** Exercise details **
One figure is wanted here: how many lines in the entries hold the word "llama".

------ Provided data ------

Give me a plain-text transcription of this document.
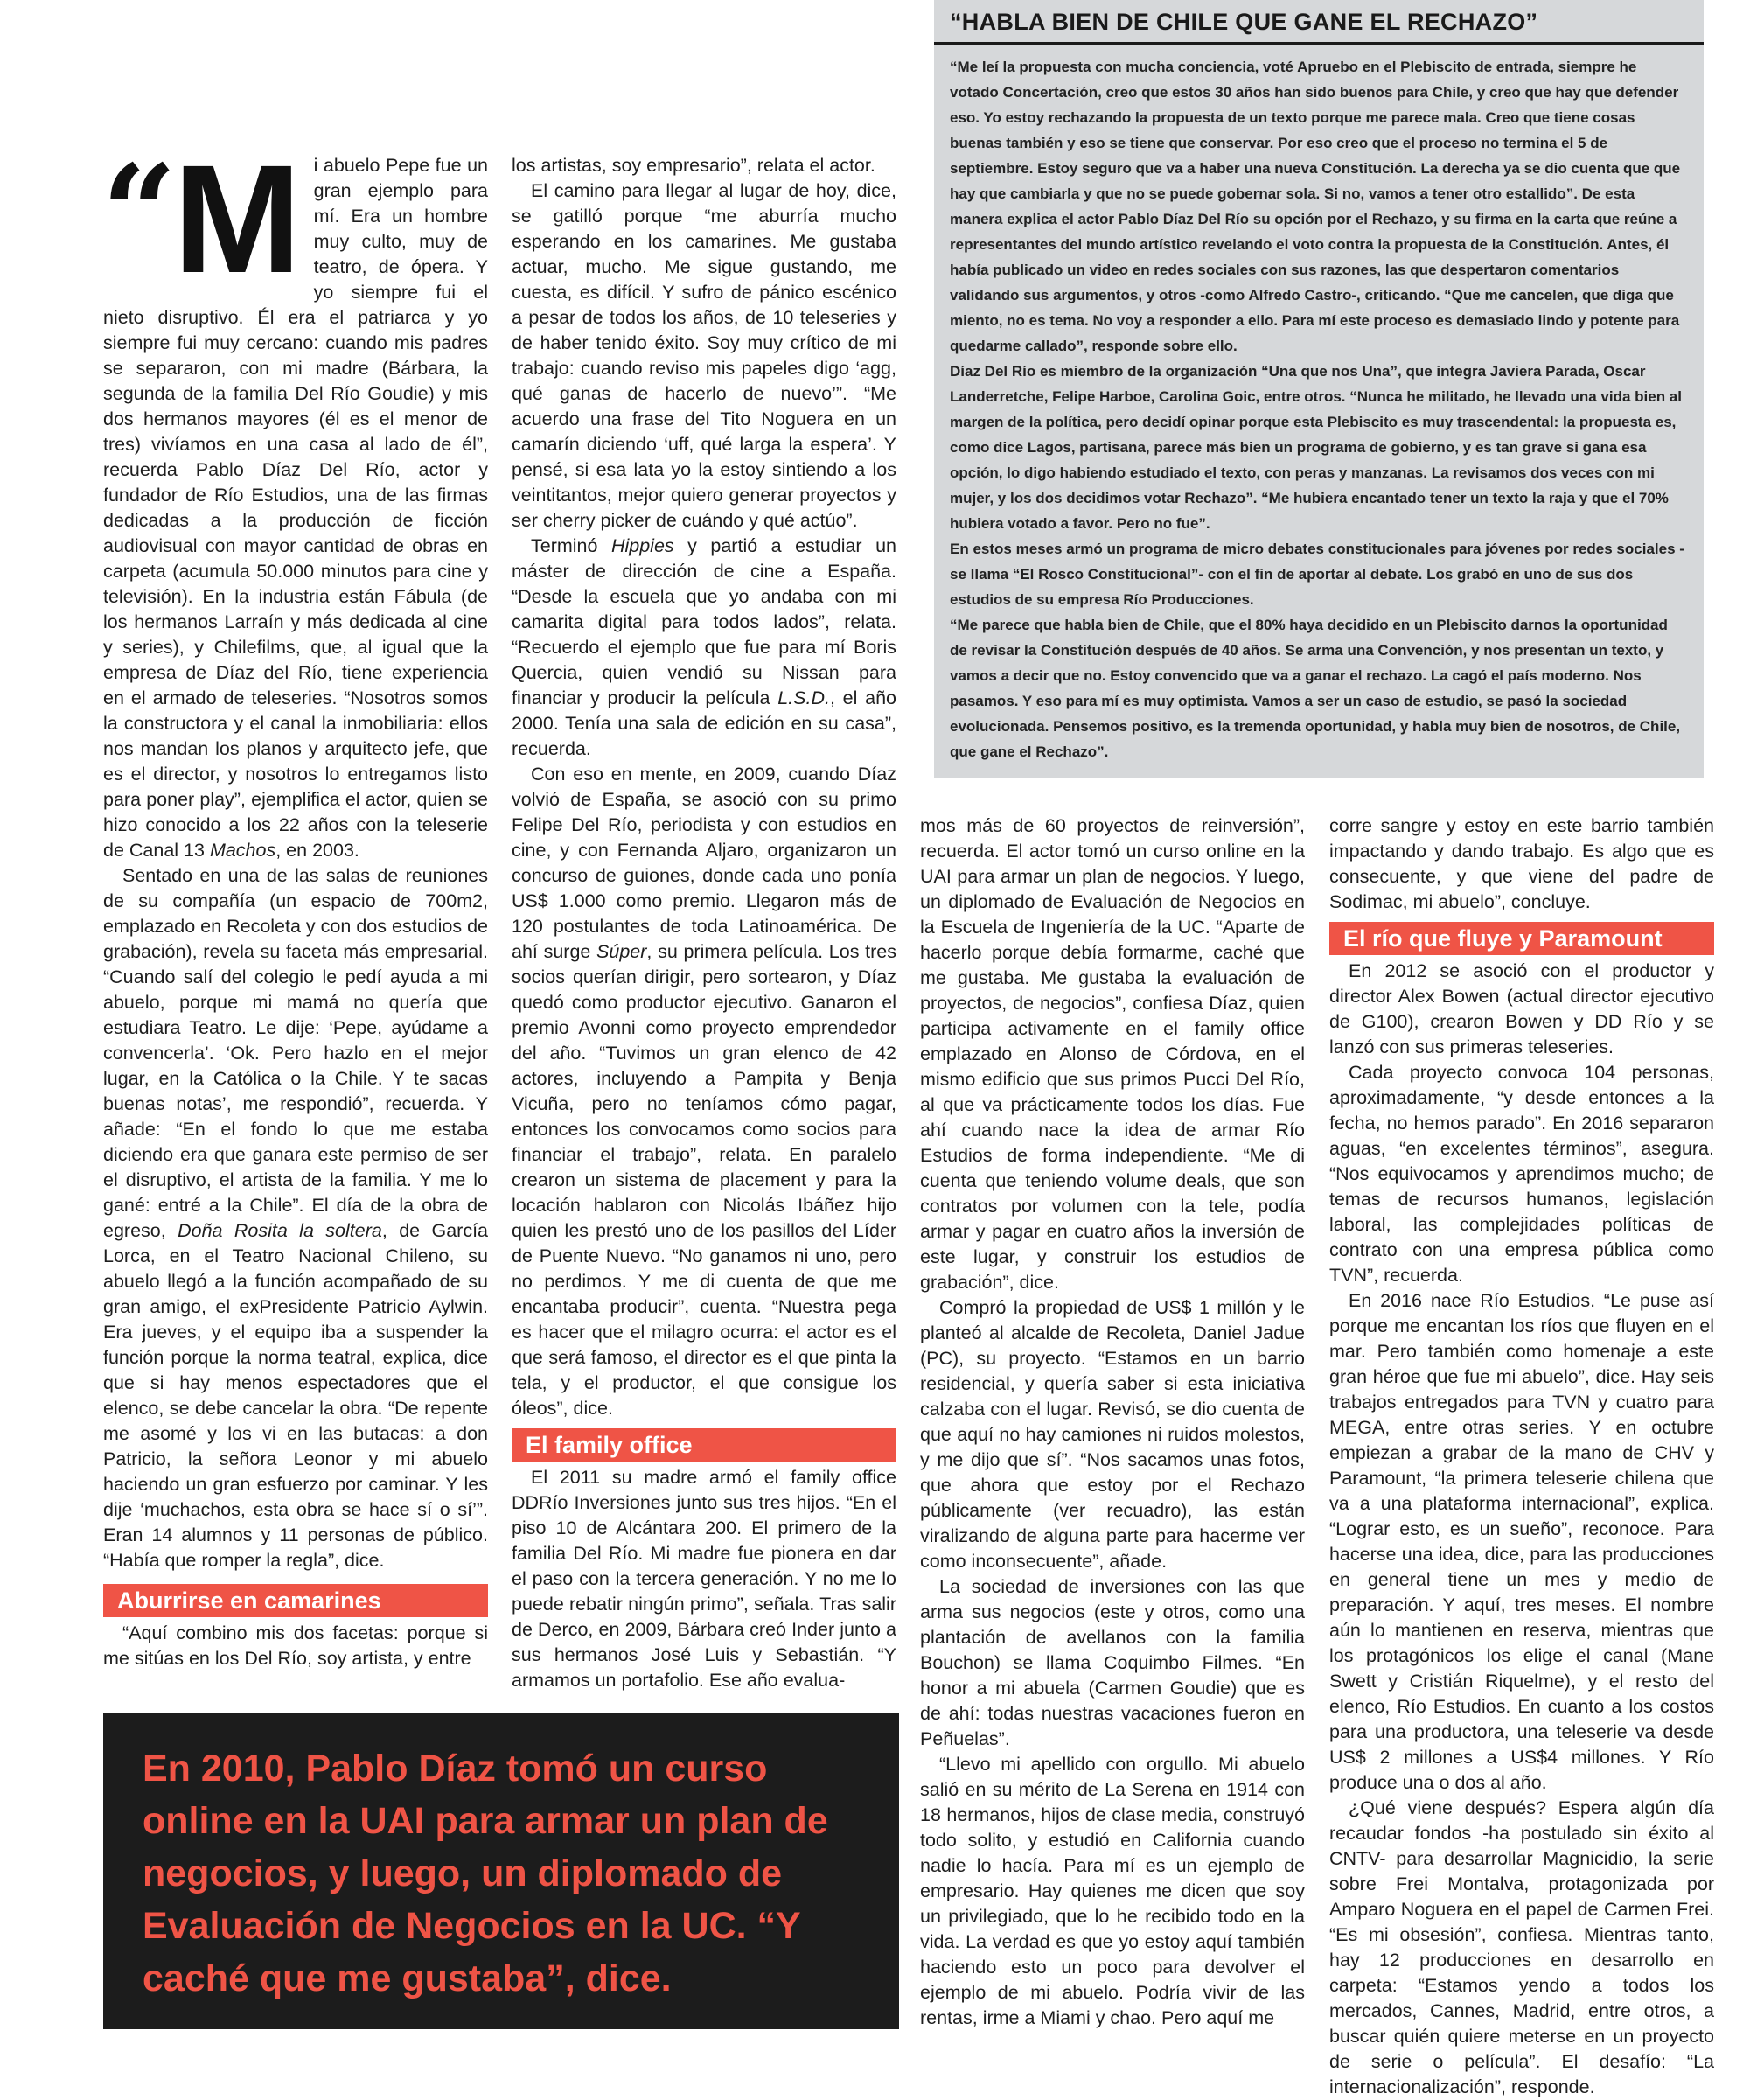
“HABLA BIEN DE CHILE QUE GANE EL RECHAZO”

“Me leí la propuesta con mucha conciencia, voté Apruebo en el Plebiscito de entrada, siempre he votado Concertación, creo que estos 30 años han sido buenos para Chile, y creo que hay que defender eso. Yo estoy rechazando la propuesta de un texto porque me parece mala. Creo que tiene cosas buenas también y eso se tiene que conservar. Por eso creo que el proceso no termina el 5 de septiembre. Estoy seguro que va a haber una nueva Constitución. La derecha ya se dio cuenta que que hay que cambiarla y que no se puede gobernar sola. Si no, vamos a tener otro estallido”. De esta manera explica el actor Pablo Díaz Del Río su opción por el Rechazo, y su firma en la carta que reúne a representantes del mundo artístico revelando el voto contra la propuesta de la Constitución. Antes, él había publicado un video en redes sociales con sus razones, las que despertaron comentarios validando sus argumentos, y otros -como Alfredo Castro-, criticando. “Que me cancelen, que diga que miento, no es tema. No voy a responder a ello. Para mí este proceso es demasiado lindo y potente para quedarme callado”, responde sobre ello.

Díaz Del Río es miembro de la organización “Una que nos Una”, que integra Javiera Parada, Oscar Landerretche, Felipe Harboe, Carolina Goic, entre otros. “Nunca he militado, he llevado una vida bien al margen de la política, pero decidí opinar porque esta Plebiscito es muy trascendental: la propuesta es, como dice Lagos, partisana, parece más bien un programa de gobierno, y es tan grave si gana esa opción, lo digo habiendo estudiado el texto, con peras y manzanas. La revisamos dos veces con mi mujer, y los dos decidimos votar Rechazo”. “Me hubiera encantado tener un texto la raja y que el 70% hubiera votado a favor. Pero no fue”.

En estos meses armó un programa de micro debates constitucionales para jóvenes por redes sociales -se llama “El Rosco Constitucional”- con el fin de aportar al debate. Los grabó en uno de sus dos estudios de su empresa Río Producciones.

“Me parece que habla bien de Chile, que el 80% haya decidido en un Plebiscito darnos la oportunidad de revisar la Constitución después de 40 años. Se arma una Convención, y nos presentan un texto, y vamos a decir que no. Estoy convencido que va a ganar el rechazo. La cagó el país moderno. Nos pasamos. Y eso para mí es muy optimista. Vamos a ser un caso de estudio, se pasó la sociedad evolucionada. Pensemos positivo, es la tremenda oportunidad, y habla muy bien de nosotros, de Chile, que gane el Rechazo”.

“
M i abuelo Pepe fue un gran ejemplo para mí. Era un hombre muy culto, muy de teatro, de ópera. Y yo siempre fui el nieto disruptivo. Él era el patriarca y yo siempre fui muy cercano: cuando mis padres se separaron, con mi madre (Bárbara, la segunda de la familia Del Río Goudie) y mis dos hermanos mayores (él es el menor de tres) vivíamos en una casa al lado de él”, recuerda Pablo Díaz Del Río, actor y fundador de Río Estudios, una de las firmas dedicadas a la producción de ficción audiovisual con mayor cantidad de obras en carpeta (acumula 50.000 minutos para cine y televisión). En la industria están Fábula (de los hermanos Larraín y más dedicada al cine y series), y Chilefilms, que, al igual que la empresa de Díaz del Río, tiene experiencia en el armado de teleseries. “Nosotros somos la constructora y el canal la inmobiliaria: ellos nos mandan los planos y arquitecto jefe, que es el director, y nosotros lo entregamos listo para poner play”, ejemplifica el actor, quien se hizo conocido a los 22 años con la teleserie de Canal 13 Machos, en 2003.

Sentado en una de las salas de reuniones de su compañía (un espacio de 700m2, emplazado en Recoleta y con dos estudios de grabación), revela su faceta más empresarial. “Cuando salí del colegio le pedí ayuda a mi abuelo, porque mi mamá no quería que estudiara Teatro. Le dije: ‘Pepe, ayúdame a convencerla’. ‘Ok. Pero hazlo en el mejor lugar, en la Católica o la Chile. Y te sacas buenas notas’, me respondió”, recuerda. Y añade: “En el fondo lo que me estaba diciendo era que ganara este permiso de ser el disruptivo, el artista de la familia. Y me lo gané: entré a la Chile”. El día de la obra de egreso, Doña Rosita la soltera, de García Lorca, en el Teatro Nacional Chileno, su abuelo llegó a la función acompañado de su gran amigo, el exPresidente Patricio Aylwin. Era jueves, y el equipo iba a suspender la función porque la norma teatral, explica, dice que si hay menos espectadores que el elenco, se debe cancelar la obra. “De repente me asomé y los vi en las butacas: a don Patricio, la señora Leonor y mi abuelo haciendo un gran esfuerzo por caminar. Y les dije ‘muchachos, esta obra se hace sí o sí’”. Eran 14 alumnos y 11 personas de público. “Había que romper la regla”, dice.

Aburrirse en camarines

“Aquí combino mis dos facetas: porque si me sitúas en los Del Río, soy artista, y entre

los artistas, soy empresario”, relata el actor.

El camino para llegar al lugar de hoy, dice, se gatilló porque “me aburría mucho esperando en los camarines. Me gustaba actuar, mucho. Me sigue gustando, me cuesta, es difícil. Y sufro de pánico escénico a pesar de todos los años, de 10 teleseries y de haber tenido éxito. Soy muy crítico de mi trabajo: cuando reviso mis papeles digo ‘agg, qué ganas de hacerlo de nuevo’”. “Me acuerdo una frase del Tito Noguera en un camarín diciendo ‘uff, qué larga la espera’. Y pensé, si esa lata yo la estoy sintiendo a los veintitantos, mejor quiero generar proyectos y ser cherry picker de cuándo y qué actúo”.

Terminó Hippies y partió a estudiar un máster de dirección de cine a España. “Desde la escuela que yo andaba con mi camarita digital para todos lados”, relata. “Recuerdo el ejemplo que fue para mí Boris Quercia, quien vendió su Nissan para financiar y producir la película L.S.D., el año 2000. Tenía una sala de edición en su casa”, recuerda.

Con eso en mente, en 2009, cuando Díaz volvió de España, se asoció con su primo Felipe Del Río, periodista y con estudios en cine, y con Fernanda Aljaro, organizaron un concurso de guiones, donde cada uno ponía US$ 1.000 como premio. Llegaron más de 120 postulantes de toda Latinoamérica. De ahí surge Súper, su primera película. Los tres socios querían dirigir, pero sortearon, y Díaz quedó como productor ejecutivo. Ganaron el premio Avonni como proyecto emprendedor del año. “Tuvimos un gran elenco de 42 actores, incluyendo a Pampita y Benja Vicuña, pero no teníamos cómo pagar, entonces los convocamos como socios para financiar el trabajo”, relata. En paralelo crearon un sistema de placement y para la locación hablaron con Nicolás Ibáñez hijo quien les prestó uno de los pasillos del Líder de Puente Nuevo. “No ganamos ni uno, pero no perdimos. Y me di cuenta de que me encantaba producir”, cuenta. “Nuestra pega es hacer que el milagro ocurra: el actor es el que será famoso, el director es el que pinta la tela, y el productor, el que consigue los óleos”, dice.

El family office

El 2011 su madre armó el family office DDRío Inversiones junto sus tres hijos. “En el piso 10 de Alcántara 200. El primero de la familia Del Río. Mi madre fue pionera en dar el paso con la tercera generación. Y no me lo puede rebatir ningún primo”, señala. Tras salir de Derco, en 2009, Bárbara creó Inder junto a sus hermanos José Luis y Sebastián. “Y armamos un portafolio. Ese año evalua-

mos más de 60 proyectos de reinversión”, recuerda. El actor tomó un curso online en la UAI para armar un plan de negocios. Y luego, un diplomado de Evaluación de Negocios en la Escuela de Ingeniería de la UC. “Aparte de hacerlo porque debía formarme, caché que me gustaba. Me gustaba la evaluación de proyectos, de negocios”, confiesa Díaz, quien participa activamente en el family office emplazado en Alonso de Córdova, en el mismo edificio que sus primos Pucci Del Río, al que va prácticamente todos los días. Fue ahí cuando nace la idea de armar Río Estudios de forma independiente. “Me di cuenta que teniendo volume deals, que son contratos por volumen con la tele, podía armar y pagar en cuatro años la inversión de este lugar, y construir los estudios de grabación”, dice.

Compró la propiedad de US$ 1 millón y le planteó al alcalde de Recoleta, Daniel Jadue (PC), su proyecto. “Estamos en un barrio residencial, y quería saber si esta iniciativa calzaba con el lugar. Revisó, se dio cuenta de que aquí no hay camiones ni ruidos molestos, y me dijo que sí”. “Nos sacamos unas fotos, que ahora que estoy por el Rechazo públicamente (ver recuadro), las están viralizando de alguna parte para hacerme ver como inconsecuente”, añade.

La sociedad de inversiones con las que arma sus negocios (este y otros, como una plantación de avellanos con la familia Bouchon) se llama Coquimbo Filmes. “En honor a mi abuela (Carmen Goudie) que es de ahí: todas nuestras vacaciones fueron en Peñuelas”.

“Llevo mi apellido con orgullo. Mi abuelo salió en su mérito de La Serena en 1914 con 18 hermanos, hijos de clase media, construyó todo solito, y estudió en California cuando nadie lo hacía. Para mí es un ejemplo de empresario. Hay quienes me dicen que soy un privilegiado, que lo he recibido todo en la vida. La verdad es que yo estoy aquí también haciendo esto un poco para devolver el ejemplo de mi abuelo. Podría vivir de las rentas, irme a Miami y chao. Pero aquí me

corre sangre y estoy en este barrio también impactando y dando trabajo. Es algo que es consecuente, y que viene del padre de Sodimac, mi abuelo”, concluye.

El río que fluye y Paramount

En 2012 se asoció con el productor y director Alex Bowen (actual director ejecutivo de G100), crearon Bowen y DD Río y se lanzó con sus primeras teleseries.

Cada proyecto convoca 104 personas, aproximadamente, “y desde entonces a la fecha, no hemos parado”. En 2016 separaron aguas, “en excelentes términos”, asegura. “Nos equivocamos y aprendimos mucho; de temas de recursos humanos, legislación laboral, las complejidades políticas de contrato con una empresa pública como TVN”, recuerda.

En 2016 nace Río Estudios. “Le puse así porque me encantan los ríos que fluyen en el mar. Pero también como homenaje a este gran héroe que fue mi abuelo”, dice. Hay seis trabajos entregados para TVN y cuatro para MEGA, entre otras series. Y en octubre empiezan a grabar de la mano de CHV y Paramount, “la primera teleserie chilena que va a una plataforma internacional”, explica. “Lograr esto, es un sueño”, reconoce. Para hacerse una idea, dice, para las producciones en general tiene un mes y medio de preparación. Y aquí, tres meses. El nombre aún lo mantienen en reserva, mientras que los protagónicos los elige el canal (Mane Swett y Cristián Riquelme), y el resto del elenco, Río Estudios. En cuanto a los costos para una productora, una teleserie va desde US$ 2 millones a US$4 millones. Y Río produce una o dos al año.

¿Qué viene después? Espera algún día recaudar fondos -ha postulado sin éxito al CNTV- para desarrollar Magnicidio, la serie sobre Frei Montalva, protagonizada por Amparo Noguera en el papel de Carmen Frei. “Es mi obsesión”, confiesa. Mientras tanto, hay 12 producciones en desarrollo en carpeta: “Estamos yendo a todos los mercados, Cannes, Madrid, entre otros, a buscar quién quiere meterse en un proyecto de serie o película”. El desafío: “La internacionalización”, responde.

En 2010, Pablo Díaz tomó un curso online en la UAI para armar un plan de negocios, y luego, un diplomado de Evaluación de Negocios en la UC. “Y caché que me gustaba”, dice.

------

** Written answer **
2